Ethan Van Vorst
If there has been one constant in my life it has been a love of all things relating to military aircraft. Don't get me wrong, I think Boeing 757's and L1011's are nice and have their uses and all, but until they've got tailguns, ball turrets, and 10-racks of AAMRAM missiles they just don't interest me that much. So what's a boy to do when it's 1987 and the only air to air action he has is a copy of F-15 Strike Eagle on his Commodore 64? Why, buy "Screaming Eagles" at the local K-Mart of course!
Now you have to remember that Screaming Eagles was released shortly after the fighter jet movie craze of the mid-80's, typified by "Top Gun" and "Iron Eagle", the latter of which being my preferred of the two. Actually "Top Gun" would have been better if they took Val Kilmer's character from "Real Genius" and put him in Iceman's position. But alas, Hollywood never listens to me. But I digress. Screaming Eagles was obviously aimed at air to air combat enthusiasts and built upon the popularity of the "Top Gun" and "Iron Eagle" craze. I seem to recall playing the game perhaps 7 or 8 times after I got it, usually with my brother, whom I'd conned into playing a match. Coincidentally he had absolutely no interest in jet fighters but ironically ended up as a crew chief for F-16's when he joined the Air Force several years later. I'd love to say I helped nudge him into this career course via the use of Screaming Eagles, but that'd be one helluva stretch...
If you find yourself humming "We're Not Gonna Take It" by Twisted Sister at some point during this review, then you'll be in the right mindset.
The game comes with 1 wacky looking gameboard, 4 fighter jets (2 blue plastic F-16's, 2 tan F-18's) and their stands, 4 red dice and 4 black dice (each with their own specific numbers and use), 4 cardboard battleboards (1 for each jet), 9-each Command Cards for each jet, and
a slew of tan and blue pegs that appear to be otherwise identical to the type used in older versions of Battleship. It is worth mentioning that each jet fits snugly onto it's respective stand and can swivel/tilt from side to side, simulating banking (that's turning the airplane left or right for those of you not in the know )
The gameboard is among one of the most unique I've ever come across. It is rectangular and features a latticework of diamond shaped spaces, roughly in the shape of a very elongated hexagon. The outer "borderline" spaces each have numbers assigned to them. The 4 corners of the board depict portions of the cockpits of the various fighters being flown in the game and each corner is assigned to a specific plane.

-------

## To do
1. Explain, in one to three sentences, why the Screaming Eagles review says its writer bought the game at the local K-Mart in 1987.
2. Extend the Screaming Eagles review past its final sentence about the board's corners.

## Dataset excerpt

-------

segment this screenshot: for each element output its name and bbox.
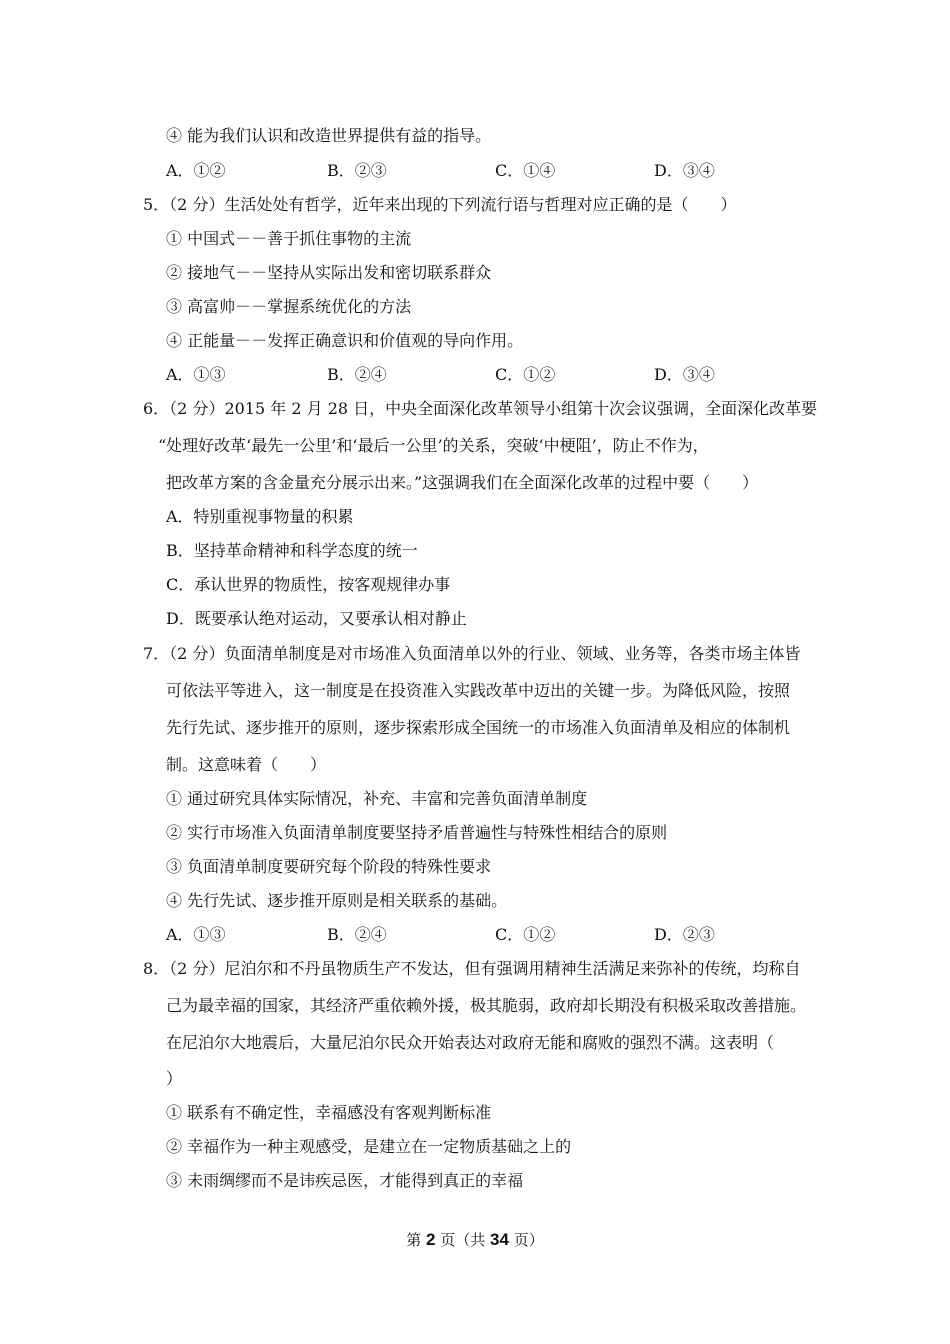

-------

## The answers
1. The writer had always loved military aircraft. In 1987 the only air-to-air action available was a copy of F-15 Strike Eagle on a Commodore 64, so buying Screaming Eagles was the answer.

2.
Image courtesy ot B. Perry/BGG
The game is set up for 2-4 players. Each plane is part of a two-jet team and the goal is to destroy the two opposing fighters. We'll proceed at this point in assuming that the game is being played by 4 players so that it's easier to understand. The 2 and 3 player games differ only slightly but the 4 player game explanation will make the most sense. Each player picks teams and puts their respective planes on the gameboard in it's own start area. These are shown on the image above as the colored diamonds. According to the instructions the Blue team (F-16's) moves first (blue jet, tan, blue, tan for Turn 1. Tan jet, blue, tan, blue for Turn 2, etc.) and the "initiative" will change over back and forth each turn until someone gets fragged.
Players are given their 9 Command Cards. These Command Cards display various maneuvers that each player may make during that turn. Players each in turn select which card (or "maneuver", if you will) they will be using that turn. The card is placed upside down in their specific corner of the gameboard until it is their turn. When it's the players turn they flip their card over for all to see and make their respective move. Below is an image of the 9 Command Cards for the Eagle Squadron plane (F-18) and the maneuver each lets the player use.
Picture courtesy of Chad Rutt/BGG
Players can use any of the 9 cards they so choose to maneuver during the game. The one they select for that round is turned upside down on the board and then revealed and used when that player's turn comes up.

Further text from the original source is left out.